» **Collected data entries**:
## Begin

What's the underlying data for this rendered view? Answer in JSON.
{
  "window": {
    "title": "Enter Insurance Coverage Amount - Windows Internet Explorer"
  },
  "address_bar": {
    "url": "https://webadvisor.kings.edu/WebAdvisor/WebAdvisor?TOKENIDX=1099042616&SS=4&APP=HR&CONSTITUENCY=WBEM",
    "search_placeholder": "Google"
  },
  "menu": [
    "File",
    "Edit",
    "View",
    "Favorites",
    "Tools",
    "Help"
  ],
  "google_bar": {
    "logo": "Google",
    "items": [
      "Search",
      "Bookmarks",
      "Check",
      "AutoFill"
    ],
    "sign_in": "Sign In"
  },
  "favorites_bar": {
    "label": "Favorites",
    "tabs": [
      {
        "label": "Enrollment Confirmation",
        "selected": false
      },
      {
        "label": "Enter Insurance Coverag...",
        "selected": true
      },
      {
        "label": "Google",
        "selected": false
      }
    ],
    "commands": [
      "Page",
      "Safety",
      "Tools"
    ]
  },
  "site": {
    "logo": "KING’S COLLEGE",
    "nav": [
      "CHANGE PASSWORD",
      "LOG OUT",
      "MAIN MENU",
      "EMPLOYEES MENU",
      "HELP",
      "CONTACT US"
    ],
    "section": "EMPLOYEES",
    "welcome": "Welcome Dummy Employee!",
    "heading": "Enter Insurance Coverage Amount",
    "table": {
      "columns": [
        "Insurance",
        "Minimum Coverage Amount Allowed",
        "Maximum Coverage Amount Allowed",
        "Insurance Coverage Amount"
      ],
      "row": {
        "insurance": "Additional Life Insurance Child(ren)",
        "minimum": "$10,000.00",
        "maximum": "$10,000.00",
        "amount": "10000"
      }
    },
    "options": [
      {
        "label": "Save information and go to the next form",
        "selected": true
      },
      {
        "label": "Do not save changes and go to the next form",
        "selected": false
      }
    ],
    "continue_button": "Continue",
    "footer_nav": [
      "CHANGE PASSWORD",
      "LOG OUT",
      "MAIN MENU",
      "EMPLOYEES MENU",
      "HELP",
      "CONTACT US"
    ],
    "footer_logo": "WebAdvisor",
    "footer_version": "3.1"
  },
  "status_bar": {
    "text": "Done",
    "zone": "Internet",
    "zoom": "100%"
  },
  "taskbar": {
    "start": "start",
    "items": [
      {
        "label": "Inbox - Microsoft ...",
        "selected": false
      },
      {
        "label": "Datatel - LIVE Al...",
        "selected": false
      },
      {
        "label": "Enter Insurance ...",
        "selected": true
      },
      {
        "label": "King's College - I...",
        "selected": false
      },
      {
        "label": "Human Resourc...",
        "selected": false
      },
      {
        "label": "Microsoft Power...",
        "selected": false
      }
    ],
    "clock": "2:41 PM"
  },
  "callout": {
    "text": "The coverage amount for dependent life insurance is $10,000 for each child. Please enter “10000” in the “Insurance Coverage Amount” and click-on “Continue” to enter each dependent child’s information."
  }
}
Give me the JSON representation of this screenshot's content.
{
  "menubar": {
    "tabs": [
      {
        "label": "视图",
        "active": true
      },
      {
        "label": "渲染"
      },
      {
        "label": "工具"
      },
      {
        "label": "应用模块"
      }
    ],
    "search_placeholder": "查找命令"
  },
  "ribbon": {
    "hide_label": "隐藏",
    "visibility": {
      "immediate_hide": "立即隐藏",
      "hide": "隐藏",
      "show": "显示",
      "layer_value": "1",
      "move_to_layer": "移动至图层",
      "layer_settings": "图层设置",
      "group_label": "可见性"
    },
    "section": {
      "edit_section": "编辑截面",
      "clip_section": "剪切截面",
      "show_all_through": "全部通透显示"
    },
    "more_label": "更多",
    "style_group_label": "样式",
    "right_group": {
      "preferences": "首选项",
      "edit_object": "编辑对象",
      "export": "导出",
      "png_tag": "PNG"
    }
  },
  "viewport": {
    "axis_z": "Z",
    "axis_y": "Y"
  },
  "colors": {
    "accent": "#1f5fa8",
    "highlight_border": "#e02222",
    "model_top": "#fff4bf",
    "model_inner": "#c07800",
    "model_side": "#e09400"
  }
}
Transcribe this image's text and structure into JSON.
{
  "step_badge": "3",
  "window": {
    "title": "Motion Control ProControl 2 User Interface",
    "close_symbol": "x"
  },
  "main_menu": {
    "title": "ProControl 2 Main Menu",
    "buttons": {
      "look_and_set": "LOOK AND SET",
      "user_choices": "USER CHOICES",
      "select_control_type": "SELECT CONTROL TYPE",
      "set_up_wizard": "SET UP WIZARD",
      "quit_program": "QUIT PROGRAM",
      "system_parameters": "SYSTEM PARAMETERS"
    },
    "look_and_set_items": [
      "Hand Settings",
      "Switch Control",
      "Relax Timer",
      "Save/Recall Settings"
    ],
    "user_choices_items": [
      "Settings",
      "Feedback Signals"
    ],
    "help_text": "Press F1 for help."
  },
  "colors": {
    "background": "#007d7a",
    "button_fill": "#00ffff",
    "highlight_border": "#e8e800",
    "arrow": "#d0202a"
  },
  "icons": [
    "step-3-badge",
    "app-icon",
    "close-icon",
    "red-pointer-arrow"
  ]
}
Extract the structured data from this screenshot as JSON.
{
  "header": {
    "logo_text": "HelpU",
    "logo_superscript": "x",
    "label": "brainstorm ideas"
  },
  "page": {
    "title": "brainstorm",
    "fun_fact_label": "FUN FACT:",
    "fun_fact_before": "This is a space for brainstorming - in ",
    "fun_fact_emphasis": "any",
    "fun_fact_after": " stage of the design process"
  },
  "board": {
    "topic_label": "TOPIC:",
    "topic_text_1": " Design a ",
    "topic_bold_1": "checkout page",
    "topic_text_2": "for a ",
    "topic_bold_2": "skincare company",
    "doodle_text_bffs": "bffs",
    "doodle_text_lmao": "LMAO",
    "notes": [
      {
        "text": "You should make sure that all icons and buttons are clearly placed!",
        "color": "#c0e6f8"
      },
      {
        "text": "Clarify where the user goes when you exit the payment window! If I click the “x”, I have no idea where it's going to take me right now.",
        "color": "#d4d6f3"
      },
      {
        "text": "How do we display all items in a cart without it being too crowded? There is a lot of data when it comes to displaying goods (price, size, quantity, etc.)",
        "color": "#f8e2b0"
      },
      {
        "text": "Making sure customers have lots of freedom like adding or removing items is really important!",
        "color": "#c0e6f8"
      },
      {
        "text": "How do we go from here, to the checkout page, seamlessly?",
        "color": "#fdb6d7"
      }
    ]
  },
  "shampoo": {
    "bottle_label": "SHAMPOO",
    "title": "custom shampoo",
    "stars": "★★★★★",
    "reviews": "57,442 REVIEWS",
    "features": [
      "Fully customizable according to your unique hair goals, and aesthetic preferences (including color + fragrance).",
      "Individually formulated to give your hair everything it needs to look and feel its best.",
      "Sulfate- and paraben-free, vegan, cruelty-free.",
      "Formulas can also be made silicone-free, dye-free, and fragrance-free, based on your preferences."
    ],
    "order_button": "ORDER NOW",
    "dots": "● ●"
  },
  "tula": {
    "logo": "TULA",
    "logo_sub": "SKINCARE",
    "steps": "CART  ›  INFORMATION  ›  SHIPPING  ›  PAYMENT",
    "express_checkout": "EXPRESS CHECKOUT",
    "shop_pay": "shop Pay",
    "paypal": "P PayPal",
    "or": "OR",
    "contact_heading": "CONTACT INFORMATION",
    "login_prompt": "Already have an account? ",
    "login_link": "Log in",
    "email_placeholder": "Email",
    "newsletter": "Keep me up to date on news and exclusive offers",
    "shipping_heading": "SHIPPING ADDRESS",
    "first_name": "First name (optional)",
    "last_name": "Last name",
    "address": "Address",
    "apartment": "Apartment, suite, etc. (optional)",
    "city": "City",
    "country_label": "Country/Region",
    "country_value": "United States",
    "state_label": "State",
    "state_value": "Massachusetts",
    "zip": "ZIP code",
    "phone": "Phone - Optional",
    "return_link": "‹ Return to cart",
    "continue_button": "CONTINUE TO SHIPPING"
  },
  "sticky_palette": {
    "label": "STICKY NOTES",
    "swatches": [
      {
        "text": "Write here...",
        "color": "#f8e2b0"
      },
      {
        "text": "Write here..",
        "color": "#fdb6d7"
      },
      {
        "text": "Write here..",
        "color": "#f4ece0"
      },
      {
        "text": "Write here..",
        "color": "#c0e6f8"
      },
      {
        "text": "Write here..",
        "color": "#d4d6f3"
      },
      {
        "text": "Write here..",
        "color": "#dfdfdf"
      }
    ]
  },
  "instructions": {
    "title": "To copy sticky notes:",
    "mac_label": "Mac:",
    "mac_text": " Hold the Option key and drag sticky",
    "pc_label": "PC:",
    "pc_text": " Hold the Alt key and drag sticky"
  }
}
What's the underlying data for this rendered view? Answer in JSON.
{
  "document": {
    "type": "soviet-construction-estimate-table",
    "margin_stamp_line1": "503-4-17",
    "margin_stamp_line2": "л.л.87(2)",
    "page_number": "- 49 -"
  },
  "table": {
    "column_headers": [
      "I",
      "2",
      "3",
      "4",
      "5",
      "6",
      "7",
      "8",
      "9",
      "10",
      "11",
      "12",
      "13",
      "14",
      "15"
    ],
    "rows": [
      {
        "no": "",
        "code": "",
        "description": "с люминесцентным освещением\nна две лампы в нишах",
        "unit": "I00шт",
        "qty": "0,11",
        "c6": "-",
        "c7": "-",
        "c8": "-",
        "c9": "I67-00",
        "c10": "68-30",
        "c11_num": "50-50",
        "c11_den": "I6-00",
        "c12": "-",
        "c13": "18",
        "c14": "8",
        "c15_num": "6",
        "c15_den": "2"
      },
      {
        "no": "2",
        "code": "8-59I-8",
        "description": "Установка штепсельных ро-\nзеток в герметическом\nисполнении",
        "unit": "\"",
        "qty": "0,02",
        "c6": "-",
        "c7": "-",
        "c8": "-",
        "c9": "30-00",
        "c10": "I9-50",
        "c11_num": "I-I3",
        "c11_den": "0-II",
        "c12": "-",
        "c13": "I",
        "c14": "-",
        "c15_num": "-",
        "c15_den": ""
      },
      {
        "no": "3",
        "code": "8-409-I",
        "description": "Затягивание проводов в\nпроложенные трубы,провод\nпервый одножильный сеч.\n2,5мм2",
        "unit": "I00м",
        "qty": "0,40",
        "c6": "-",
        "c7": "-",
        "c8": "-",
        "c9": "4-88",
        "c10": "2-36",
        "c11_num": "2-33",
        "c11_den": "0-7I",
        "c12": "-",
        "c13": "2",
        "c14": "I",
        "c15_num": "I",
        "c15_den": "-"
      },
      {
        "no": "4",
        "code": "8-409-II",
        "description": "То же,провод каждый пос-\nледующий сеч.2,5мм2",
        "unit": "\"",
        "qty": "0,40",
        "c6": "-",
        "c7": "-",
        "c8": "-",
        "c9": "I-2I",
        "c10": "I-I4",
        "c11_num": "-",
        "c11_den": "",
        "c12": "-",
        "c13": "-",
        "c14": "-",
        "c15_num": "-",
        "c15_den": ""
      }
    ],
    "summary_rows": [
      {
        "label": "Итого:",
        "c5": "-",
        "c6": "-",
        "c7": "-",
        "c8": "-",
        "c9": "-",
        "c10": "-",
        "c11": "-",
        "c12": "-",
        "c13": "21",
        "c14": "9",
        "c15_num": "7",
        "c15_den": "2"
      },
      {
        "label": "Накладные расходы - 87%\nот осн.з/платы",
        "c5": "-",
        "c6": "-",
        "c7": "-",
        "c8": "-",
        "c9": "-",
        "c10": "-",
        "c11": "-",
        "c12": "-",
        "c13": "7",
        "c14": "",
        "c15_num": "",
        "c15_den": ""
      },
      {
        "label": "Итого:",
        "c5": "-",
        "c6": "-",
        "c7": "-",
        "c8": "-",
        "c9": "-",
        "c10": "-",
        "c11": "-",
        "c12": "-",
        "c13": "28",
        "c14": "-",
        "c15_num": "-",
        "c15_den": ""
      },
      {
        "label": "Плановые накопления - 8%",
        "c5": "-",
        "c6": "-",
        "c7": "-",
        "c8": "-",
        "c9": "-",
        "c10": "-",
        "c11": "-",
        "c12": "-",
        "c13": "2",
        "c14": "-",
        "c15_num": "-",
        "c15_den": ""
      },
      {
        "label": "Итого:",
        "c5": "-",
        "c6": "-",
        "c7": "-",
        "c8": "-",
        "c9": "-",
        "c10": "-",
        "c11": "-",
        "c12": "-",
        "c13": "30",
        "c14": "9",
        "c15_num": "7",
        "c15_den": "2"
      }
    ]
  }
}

## End

» **Set task**:
Filter the entries down to the lines with the word "JSON" in them.

» **Response to the task**:
What's the underlying data for this rendered view? Answer in JSON.
Give me the JSON representation of this screenshot's content.
Transcribe this image's text and structure into JSON.
Extract the structured data from this screenshot as JSON.
What's the underlying data for this rendered view? Answer in JSON.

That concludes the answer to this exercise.